(IL TUO COMPITO): Ricopia parola per parola il passo del brano sulla Critica di Kant, cominciando da "estetica trascendentale che" e terminando con "e il tempo.".

(ESTRATTO FORNITO):
——

Risulta a questo punto comprensibile il titolo dell’opera: un’analisi delle possibilità o impossibilità conoscitive dell’uomo (ragione intesa in senso generale) in virtù dei suoi elementi puri (o a priori).  È la ragione stessa ad essere al tempo stesso giudice e giudicato: è ciò che mette in atto la critica ma è anche lo stesso soggetto della critica.

Come abbiamo già detto la Critica è un’opera molto lunga e strutturata, divisa in due parti, di cui quella principale è la Dottrina degli elementi che studia proprio le forme a priori delle facoltà conoscitive. A sua volta questa risulta divisa in:

estetica trascendentale che studia le forme a priori della sensibilità su cui si fonda la matematica;

logica trascendentale che studia le forme a priori del pensiero, a sua volta divisa in:

analitica trascendentale che studia le forme a priori dell’intelletto su cui si fonda la fisica;

dialettica trascendentale che studia le forme a priori della ragione su cui si fonda la metafisica.

Secondo Kanti teoremi e i postulati della geometria (il fatto che il triangolo abbia tre lati) o dell’aritmetica (la proprietà dell’addizione ad esempio) sono validi universalmente e necessariamente proprio in quanto presuppongono lo spazio e il tempo.

Chi ci dice che i risultati della matematica siano validi anche per la realtà fenomenica? La matematica è valida, feconda, non smentibile dall’esperienza proprio perché quest’ultima, intuita sempre nello spazio e nel tempo, si basa di per sé su dei presupposti matematici.

Nella prima parte della Logica trascendentale Kant passa alla trattazione della seconda facoltà conoscitiva: l’intelletto e le sue forme a priori. 


Se le intuizioni sensibili avevano una natura passiva, l’intelletto opera in modo attivo sui dati provenienti dalle intuizioni sensibili, ordinandoli e unificandoli sotto una rappresentazione comune: il concetto. Quest’ultimo può essere di due tipi: empirico se ricavato dall’elaborazione del materiale proveniente dai sensi (per esempio dalla visione di tanti uomini particolari si elabora il concetto di “uomo” che generalizza alcune caratteristiche comuni) o puro, detto anche categoria. Quest’ultimo esiste a priori nell’intelletto e corrisponde ad una casella, una “scatola vuota” in cui unifichiamo i dati arrivati all’intelletto dopo che sono stati filtrati dalle forme a priori della sensibilità (spazio e tempo). Le categorie sono le “funzioni”, gli strumenti con cui lavora l’intelletto, i concetti basilari della mente.  


Per Kant le categorie sono 12 e corrispondono a tutte le modalità con cui è possibile esprimere dei giudizi (in quando pensare, per il filosofo, equivale a giudicare): esisteranno categorie della quantità (si penserà sempre ad una cosa, a più cose o all’insieme delle cose), della qualità, della relazione e della modalità.

——

(DATI FORNITI):

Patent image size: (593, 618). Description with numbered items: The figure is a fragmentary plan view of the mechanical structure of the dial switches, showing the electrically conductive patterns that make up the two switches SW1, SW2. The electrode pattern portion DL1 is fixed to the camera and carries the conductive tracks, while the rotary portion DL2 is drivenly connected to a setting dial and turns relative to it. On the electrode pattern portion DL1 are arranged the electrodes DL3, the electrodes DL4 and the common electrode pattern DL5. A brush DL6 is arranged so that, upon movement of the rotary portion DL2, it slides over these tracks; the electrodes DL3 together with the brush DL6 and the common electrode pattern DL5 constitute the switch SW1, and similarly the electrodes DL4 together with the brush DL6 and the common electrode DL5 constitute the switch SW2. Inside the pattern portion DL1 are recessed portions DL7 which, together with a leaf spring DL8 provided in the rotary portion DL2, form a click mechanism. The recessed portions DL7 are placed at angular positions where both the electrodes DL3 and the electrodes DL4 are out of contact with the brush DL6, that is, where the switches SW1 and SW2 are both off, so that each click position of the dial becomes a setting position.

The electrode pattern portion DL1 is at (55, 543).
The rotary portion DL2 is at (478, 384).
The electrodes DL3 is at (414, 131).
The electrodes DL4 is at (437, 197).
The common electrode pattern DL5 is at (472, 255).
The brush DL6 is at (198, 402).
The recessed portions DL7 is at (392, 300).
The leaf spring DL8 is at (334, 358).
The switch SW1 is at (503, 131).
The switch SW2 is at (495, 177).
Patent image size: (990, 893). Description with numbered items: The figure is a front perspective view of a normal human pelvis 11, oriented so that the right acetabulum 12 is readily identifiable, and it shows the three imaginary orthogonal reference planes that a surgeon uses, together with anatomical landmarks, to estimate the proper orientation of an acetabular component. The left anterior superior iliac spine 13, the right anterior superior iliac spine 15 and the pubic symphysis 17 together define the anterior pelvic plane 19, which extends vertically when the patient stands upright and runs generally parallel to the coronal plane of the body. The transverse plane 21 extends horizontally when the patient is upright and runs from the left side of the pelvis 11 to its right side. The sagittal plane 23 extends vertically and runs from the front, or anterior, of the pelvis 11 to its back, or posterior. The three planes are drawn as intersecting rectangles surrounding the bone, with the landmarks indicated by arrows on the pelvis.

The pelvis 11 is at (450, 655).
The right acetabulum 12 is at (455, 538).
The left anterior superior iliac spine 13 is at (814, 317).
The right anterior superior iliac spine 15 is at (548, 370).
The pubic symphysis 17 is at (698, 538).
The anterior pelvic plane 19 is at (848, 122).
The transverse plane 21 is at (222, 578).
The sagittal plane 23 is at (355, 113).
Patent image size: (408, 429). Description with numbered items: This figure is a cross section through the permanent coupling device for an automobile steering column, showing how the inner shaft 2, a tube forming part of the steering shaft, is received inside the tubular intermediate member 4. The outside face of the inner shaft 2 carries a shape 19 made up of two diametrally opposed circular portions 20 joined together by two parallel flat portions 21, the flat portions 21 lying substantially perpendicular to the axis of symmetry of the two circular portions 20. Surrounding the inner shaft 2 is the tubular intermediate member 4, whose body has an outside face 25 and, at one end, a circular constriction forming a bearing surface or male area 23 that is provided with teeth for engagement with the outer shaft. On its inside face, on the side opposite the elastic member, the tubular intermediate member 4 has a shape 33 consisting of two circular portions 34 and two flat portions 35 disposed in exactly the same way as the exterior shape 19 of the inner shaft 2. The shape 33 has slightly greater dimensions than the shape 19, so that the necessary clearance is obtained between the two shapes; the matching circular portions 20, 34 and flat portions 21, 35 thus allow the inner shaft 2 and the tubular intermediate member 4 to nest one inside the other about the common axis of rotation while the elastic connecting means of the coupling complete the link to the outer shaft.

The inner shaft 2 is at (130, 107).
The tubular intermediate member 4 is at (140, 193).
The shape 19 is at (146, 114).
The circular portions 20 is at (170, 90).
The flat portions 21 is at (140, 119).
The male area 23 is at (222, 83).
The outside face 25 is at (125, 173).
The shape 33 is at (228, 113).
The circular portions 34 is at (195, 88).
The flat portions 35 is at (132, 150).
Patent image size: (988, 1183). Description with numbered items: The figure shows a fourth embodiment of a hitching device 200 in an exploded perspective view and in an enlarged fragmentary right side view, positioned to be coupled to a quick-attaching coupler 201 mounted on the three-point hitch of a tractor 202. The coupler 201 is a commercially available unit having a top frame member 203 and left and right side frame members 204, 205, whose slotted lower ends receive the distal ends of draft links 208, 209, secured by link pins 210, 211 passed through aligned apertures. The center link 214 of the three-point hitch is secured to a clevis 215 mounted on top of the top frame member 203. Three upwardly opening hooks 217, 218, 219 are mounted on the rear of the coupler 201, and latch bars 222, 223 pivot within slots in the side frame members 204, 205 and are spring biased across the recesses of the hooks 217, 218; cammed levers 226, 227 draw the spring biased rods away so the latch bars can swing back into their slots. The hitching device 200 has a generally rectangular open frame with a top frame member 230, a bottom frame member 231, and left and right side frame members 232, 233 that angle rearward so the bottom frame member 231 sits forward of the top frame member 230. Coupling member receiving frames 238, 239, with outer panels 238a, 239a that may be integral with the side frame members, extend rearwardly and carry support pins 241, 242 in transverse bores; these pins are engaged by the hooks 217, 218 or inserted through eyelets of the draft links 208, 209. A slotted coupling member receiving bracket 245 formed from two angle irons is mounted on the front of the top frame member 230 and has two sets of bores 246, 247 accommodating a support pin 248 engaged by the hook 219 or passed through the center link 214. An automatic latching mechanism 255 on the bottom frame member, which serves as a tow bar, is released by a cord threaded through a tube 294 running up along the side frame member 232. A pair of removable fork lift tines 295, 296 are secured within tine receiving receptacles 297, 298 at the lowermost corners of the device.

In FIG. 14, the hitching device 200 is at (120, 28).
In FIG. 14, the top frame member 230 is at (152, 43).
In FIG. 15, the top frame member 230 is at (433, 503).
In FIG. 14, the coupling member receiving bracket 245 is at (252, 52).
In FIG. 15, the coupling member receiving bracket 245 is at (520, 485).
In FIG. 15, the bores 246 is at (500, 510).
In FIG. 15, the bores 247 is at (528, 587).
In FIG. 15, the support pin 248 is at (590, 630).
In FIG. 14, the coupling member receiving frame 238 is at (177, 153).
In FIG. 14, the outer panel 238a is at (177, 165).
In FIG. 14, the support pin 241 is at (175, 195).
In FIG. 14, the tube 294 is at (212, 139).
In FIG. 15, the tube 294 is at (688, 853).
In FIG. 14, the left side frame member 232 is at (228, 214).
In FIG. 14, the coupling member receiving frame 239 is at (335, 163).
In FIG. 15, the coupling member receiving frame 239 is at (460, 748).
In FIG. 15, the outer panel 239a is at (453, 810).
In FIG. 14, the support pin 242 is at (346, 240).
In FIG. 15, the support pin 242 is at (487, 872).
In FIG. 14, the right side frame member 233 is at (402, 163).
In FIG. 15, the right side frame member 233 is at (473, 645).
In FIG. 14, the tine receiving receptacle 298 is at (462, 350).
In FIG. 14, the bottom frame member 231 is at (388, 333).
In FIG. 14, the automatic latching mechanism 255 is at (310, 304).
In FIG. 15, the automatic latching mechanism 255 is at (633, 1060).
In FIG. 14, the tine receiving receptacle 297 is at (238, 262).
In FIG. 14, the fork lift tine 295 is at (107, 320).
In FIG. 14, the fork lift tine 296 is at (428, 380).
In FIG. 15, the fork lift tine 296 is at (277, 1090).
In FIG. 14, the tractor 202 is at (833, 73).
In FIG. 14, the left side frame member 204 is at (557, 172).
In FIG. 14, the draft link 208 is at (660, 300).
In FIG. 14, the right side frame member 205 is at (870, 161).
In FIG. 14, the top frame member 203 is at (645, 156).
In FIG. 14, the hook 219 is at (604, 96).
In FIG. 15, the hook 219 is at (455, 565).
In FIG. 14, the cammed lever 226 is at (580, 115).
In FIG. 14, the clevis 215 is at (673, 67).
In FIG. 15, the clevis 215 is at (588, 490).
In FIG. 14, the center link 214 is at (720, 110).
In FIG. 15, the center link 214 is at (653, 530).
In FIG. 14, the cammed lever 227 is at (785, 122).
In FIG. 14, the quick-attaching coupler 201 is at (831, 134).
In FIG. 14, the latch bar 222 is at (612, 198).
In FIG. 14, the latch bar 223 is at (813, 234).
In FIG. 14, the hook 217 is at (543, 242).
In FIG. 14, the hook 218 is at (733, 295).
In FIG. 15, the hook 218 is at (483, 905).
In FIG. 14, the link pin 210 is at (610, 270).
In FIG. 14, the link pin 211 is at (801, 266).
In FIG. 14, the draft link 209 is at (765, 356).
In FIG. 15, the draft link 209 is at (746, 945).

——

(COMPITO SVOLTO):
estetica trascendentale che studia le forme a priori della sensibilità su cui si fonda la matematica;

logica trascendentale che studia le forme a priori del pensiero, a sua volta divisa in:

analitica trascendentale che studia le forme a priori dell’intelletto su cui si fonda la fisica;

dialettica trascendentale che studia le forme a priori della ragione su cui si fonda la metafisica.

Secondo Kanti teoremi e i postulati della geometria (il fatto che il triangolo abbia tre lati) o dell’aritmetica (la proprietà dell’addizione ad esempio) sono validi universalmente e necessariamente proprio in quanto presuppongono lo spazio e il tempo.